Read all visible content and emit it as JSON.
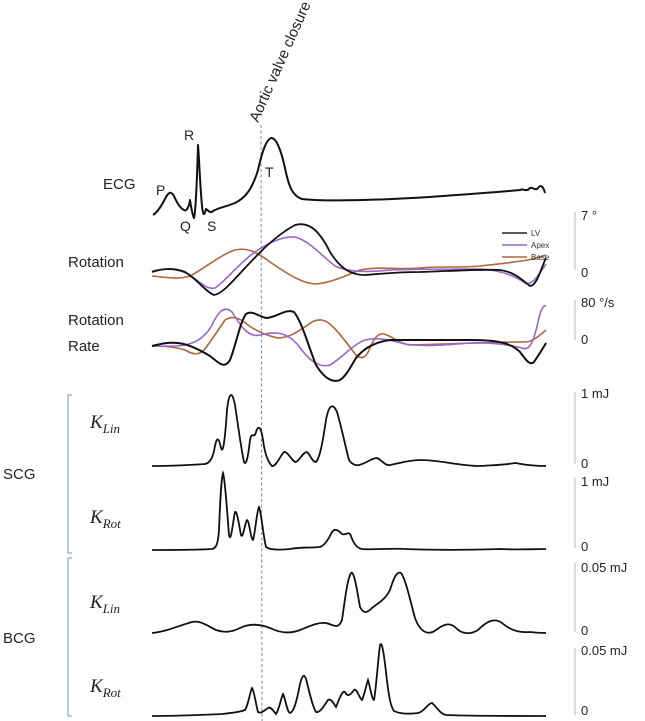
{
  "annotation": "Aortic valve closure",
  "ecg": {
    "label": "ECG",
    "waves": [
      "P",
      "Q",
      "R",
      "S",
      "T"
    ]
  },
  "rows": {
    "rotation": {
      "label": "Rotation",
      "scale_top": "7 °",
      "scale_bottom": "0"
    },
    "rotation_rate": {
      "label_line1": "Rotation",
      "label_line2": "Rate",
      "scale_top": "80 °/s",
      "scale_bottom": "0"
    },
    "scg_klin": {
      "symbol": "K",
      "sub": "Lin",
      "scale_top": "1 mJ",
      "scale_bottom": "0"
    },
    "scg_krot": {
      "symbol": "K",
      "sub": "Rot",
      "scale_top": "1 mJ",
      "scale_bottom": "0"
    },
    "bcg_klin": {
      "symbol": "K",
      "sub": "Lin",
      "scale_top": "0.05 mJ",
      "scale_bottom": "0"
    },
    "bcg_krot": {
      "symbol": "K",
      "sub": "Rot",
      "scale_top": "0.05 mJ",
      "scale_bottom": "0"
    }
  },
  "groups": {
    "scg": "SCG",
    "bcg": "BCG"
  },
  "legend": [
    {
      "name": "LV",
      "color": "#222222"
    },
    {
      "name": "Apex",
      "color": "#9966cc"
    },
    {
      "name": "Base",
      "color": "#b0653a"
    }
  ],
  "colors": {
    "trace": "#111111",
    "annotation_line": "#6b8fb8",
    "bracket": "#8fa6c4"
  }
}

[Stated goal] Images do not belong in the copy; reproduce all other parts of the records above verbatim.

[Output of the exercise]
Read all visible content and emit it as JSON.
{
  "annotation": "Aortic valve closure",
  "ecg": {
    "label": "ECG",
    "waves": [
      "P",
      "Q",
      "R",
      "S",
      "T"
    ]
  },
  "rows": {
    "rotation": {
      "label": "Rotation",
      "scale_top": "7 °",
      "scale_bottom": "0"
    },
    "rotation_rate": {
      "label_line1": "Rotation",
      "label_line2": "Rate",
      "scale_top": "80 °/s",
      "scale_bottom": "0"
    },
    "scg_klin": {
      "symbol": "K",
      "sub": "Lin",
      "scale_top": "1 mJ",
      "scale_bottom": "0"
    },
    "scg_krot": {
      "symbol": "K",
      "sub": "Rot",
      "scale_top": "1 mJ",
      "scale_bottom": "0"
    },
    "bcg_klin": {
      "symbol": "K",
      "sub": "Lin",
      "scale_top": "0.05 mJ",
      "scale_bottom": "0"
    },
    "bcg_krot": {
      "symbol": "K",
      "sub": "Rot",
      "scale_top": "0.05 mJ",
      "scale_bottom": "0"
    }
  },
  "groups": {
    "scg": "SCG",
    "bcg": "BCG"
  },
  "legend": [
    {
      "name": "LV",
      "color": "#222222"
    },
    {
      "name": "Apex",
      "color": "#9966cc"
    },
    {
      "name": "Base",
      "color": "#b0653a"
    }
  ],
  "colors": {
    "trace": "#111111",
    "annotation_line": "#6b8fb8",
    "bracket": "#8fa6c4"
  }
}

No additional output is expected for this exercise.